#### [Written task]
Review the material and extract every line in which the word "dello" occurs.

▬▬▬▬▬▬

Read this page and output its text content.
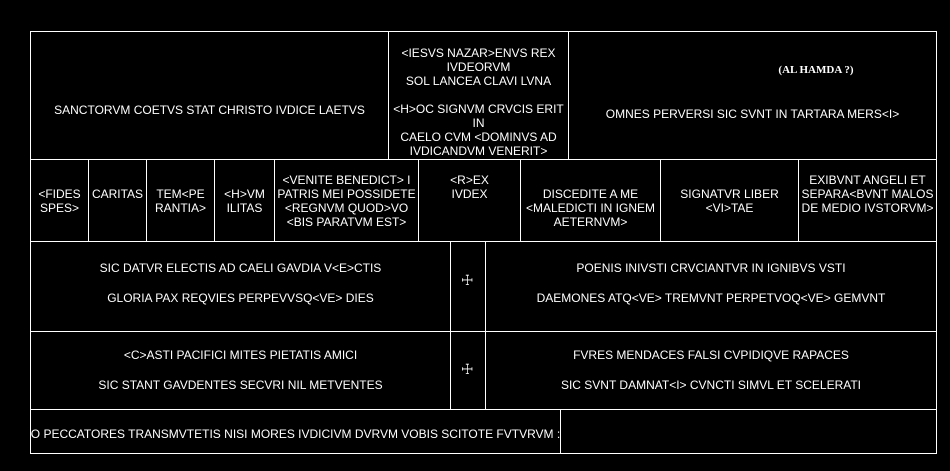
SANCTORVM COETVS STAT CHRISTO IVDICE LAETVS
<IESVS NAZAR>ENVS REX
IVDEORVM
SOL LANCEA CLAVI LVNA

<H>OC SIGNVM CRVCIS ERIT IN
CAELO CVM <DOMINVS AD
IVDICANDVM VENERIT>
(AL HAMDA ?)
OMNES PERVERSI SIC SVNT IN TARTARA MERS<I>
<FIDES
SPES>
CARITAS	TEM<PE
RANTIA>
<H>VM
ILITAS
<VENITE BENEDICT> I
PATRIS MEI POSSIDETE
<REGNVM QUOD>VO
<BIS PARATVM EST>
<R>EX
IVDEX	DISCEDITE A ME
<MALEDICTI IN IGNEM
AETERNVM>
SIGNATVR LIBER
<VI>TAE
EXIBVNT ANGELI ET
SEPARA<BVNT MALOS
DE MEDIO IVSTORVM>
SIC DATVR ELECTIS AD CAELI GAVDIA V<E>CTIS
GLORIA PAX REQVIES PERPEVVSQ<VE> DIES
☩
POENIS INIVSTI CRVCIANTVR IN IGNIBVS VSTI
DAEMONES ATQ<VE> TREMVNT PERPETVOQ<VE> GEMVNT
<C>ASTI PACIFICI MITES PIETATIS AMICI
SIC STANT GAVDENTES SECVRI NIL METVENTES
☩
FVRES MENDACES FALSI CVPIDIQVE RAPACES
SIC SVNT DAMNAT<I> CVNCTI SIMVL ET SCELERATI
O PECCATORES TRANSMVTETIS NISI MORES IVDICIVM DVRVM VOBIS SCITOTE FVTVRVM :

▬▬▬▬▬▬

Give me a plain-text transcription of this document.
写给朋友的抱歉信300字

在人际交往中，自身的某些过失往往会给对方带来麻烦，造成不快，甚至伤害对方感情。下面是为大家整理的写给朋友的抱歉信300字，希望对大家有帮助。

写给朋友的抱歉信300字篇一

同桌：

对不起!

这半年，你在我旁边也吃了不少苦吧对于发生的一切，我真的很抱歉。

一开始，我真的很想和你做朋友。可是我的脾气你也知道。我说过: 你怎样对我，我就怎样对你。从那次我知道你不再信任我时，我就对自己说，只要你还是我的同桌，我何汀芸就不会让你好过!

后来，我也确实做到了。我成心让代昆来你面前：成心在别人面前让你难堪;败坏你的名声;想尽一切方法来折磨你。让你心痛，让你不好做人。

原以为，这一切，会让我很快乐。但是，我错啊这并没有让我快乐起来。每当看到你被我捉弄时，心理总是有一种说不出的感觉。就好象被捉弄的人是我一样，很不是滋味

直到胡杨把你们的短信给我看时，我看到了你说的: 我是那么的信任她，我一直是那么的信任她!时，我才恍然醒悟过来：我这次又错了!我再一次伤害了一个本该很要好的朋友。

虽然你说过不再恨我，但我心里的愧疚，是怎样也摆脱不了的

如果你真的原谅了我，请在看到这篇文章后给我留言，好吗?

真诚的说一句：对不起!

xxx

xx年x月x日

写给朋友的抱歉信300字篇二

▬▬▬▬▬▬

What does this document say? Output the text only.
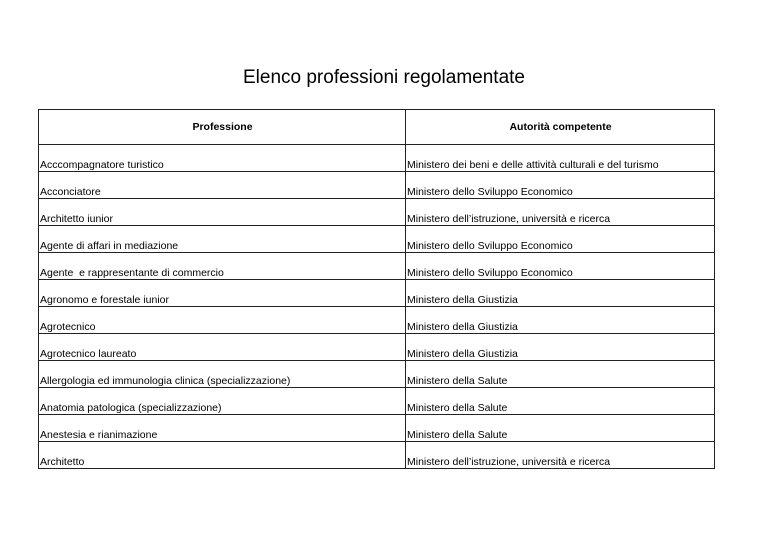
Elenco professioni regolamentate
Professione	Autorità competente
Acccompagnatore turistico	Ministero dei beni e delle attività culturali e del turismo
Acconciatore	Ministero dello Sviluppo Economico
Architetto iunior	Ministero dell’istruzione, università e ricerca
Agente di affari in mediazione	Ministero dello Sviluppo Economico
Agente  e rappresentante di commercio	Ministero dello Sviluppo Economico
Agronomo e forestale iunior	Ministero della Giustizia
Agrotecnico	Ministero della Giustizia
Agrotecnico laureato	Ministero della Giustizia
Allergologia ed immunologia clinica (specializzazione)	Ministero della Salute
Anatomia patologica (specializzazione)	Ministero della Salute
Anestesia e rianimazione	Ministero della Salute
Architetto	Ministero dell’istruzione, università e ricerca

▬▬▬▬▬▬

#### [Worked solution]
Acconciatore	Ministero dello Sviluppo Economico
Agente di affari in mediazione	Ministero dello Sviluppo Economico
Agente  e rappresentante di commercio	Ministero dello Sviluppo Economico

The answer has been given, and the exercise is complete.